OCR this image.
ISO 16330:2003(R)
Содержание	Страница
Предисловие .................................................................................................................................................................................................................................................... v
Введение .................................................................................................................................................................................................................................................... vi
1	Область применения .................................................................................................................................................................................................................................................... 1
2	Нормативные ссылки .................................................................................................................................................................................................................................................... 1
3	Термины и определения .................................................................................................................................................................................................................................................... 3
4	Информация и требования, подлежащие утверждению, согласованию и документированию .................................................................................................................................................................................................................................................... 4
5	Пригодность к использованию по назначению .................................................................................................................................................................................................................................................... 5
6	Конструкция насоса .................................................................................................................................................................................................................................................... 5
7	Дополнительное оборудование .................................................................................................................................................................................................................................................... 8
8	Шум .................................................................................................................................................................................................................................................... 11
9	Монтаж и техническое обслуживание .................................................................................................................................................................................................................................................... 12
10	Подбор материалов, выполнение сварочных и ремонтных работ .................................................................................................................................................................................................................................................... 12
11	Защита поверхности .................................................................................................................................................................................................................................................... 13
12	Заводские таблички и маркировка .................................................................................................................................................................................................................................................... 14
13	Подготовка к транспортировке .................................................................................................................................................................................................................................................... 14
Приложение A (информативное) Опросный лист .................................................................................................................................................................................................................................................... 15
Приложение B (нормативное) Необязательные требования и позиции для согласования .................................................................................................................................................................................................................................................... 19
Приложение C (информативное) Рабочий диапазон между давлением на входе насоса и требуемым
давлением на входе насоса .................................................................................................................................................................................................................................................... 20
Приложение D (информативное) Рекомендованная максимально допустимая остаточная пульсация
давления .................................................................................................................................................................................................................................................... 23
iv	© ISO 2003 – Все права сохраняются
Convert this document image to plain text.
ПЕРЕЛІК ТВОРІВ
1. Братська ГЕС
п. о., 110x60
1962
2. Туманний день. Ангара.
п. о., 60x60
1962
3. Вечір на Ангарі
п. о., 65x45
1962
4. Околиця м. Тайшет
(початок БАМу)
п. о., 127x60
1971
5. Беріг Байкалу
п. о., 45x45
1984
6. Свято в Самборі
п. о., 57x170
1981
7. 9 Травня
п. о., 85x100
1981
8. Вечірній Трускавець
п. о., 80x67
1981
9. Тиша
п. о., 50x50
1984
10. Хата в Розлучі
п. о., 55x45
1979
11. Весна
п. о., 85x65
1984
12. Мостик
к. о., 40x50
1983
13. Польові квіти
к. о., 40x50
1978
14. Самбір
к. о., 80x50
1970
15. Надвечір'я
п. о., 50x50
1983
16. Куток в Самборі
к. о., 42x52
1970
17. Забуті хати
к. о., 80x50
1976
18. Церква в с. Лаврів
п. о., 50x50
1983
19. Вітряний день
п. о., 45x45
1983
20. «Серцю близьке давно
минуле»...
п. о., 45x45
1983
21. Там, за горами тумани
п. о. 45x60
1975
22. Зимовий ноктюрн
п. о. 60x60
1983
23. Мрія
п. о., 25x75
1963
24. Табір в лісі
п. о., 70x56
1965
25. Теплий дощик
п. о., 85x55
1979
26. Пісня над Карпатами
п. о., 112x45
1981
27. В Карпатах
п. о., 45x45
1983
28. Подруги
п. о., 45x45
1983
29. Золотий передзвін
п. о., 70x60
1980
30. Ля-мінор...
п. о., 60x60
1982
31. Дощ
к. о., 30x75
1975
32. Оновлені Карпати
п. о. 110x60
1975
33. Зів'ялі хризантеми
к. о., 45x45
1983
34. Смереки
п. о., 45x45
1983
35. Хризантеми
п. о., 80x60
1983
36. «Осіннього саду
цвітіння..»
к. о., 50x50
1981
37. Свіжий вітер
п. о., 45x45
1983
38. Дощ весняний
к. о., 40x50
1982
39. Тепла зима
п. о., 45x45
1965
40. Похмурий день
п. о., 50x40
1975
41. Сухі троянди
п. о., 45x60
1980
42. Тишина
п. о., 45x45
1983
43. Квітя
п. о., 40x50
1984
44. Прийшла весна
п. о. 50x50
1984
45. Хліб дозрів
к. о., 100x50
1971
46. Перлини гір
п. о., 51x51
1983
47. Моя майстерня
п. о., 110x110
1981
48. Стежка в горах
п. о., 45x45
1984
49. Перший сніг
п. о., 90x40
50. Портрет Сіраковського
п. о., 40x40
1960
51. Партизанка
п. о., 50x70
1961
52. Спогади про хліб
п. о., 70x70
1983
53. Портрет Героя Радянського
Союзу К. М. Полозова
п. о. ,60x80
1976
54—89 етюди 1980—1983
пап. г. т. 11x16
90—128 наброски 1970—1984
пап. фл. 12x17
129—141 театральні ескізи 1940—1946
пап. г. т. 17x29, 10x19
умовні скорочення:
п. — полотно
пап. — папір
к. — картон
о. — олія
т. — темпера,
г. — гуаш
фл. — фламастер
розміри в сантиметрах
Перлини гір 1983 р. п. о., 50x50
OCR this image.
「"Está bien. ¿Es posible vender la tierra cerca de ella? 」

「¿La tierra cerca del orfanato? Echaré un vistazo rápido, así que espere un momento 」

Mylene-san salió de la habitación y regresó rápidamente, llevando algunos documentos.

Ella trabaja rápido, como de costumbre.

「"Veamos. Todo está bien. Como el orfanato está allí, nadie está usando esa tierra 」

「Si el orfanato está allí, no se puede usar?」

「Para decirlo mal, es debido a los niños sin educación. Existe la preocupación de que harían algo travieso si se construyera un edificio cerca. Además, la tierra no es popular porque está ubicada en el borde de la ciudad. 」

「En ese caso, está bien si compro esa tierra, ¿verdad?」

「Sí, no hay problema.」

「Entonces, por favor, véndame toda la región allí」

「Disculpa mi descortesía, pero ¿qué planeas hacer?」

-*-

Task directions ->
Report how many lines in the listing above include the word "Приложение". Give nothing but the number.

Correct output ->
4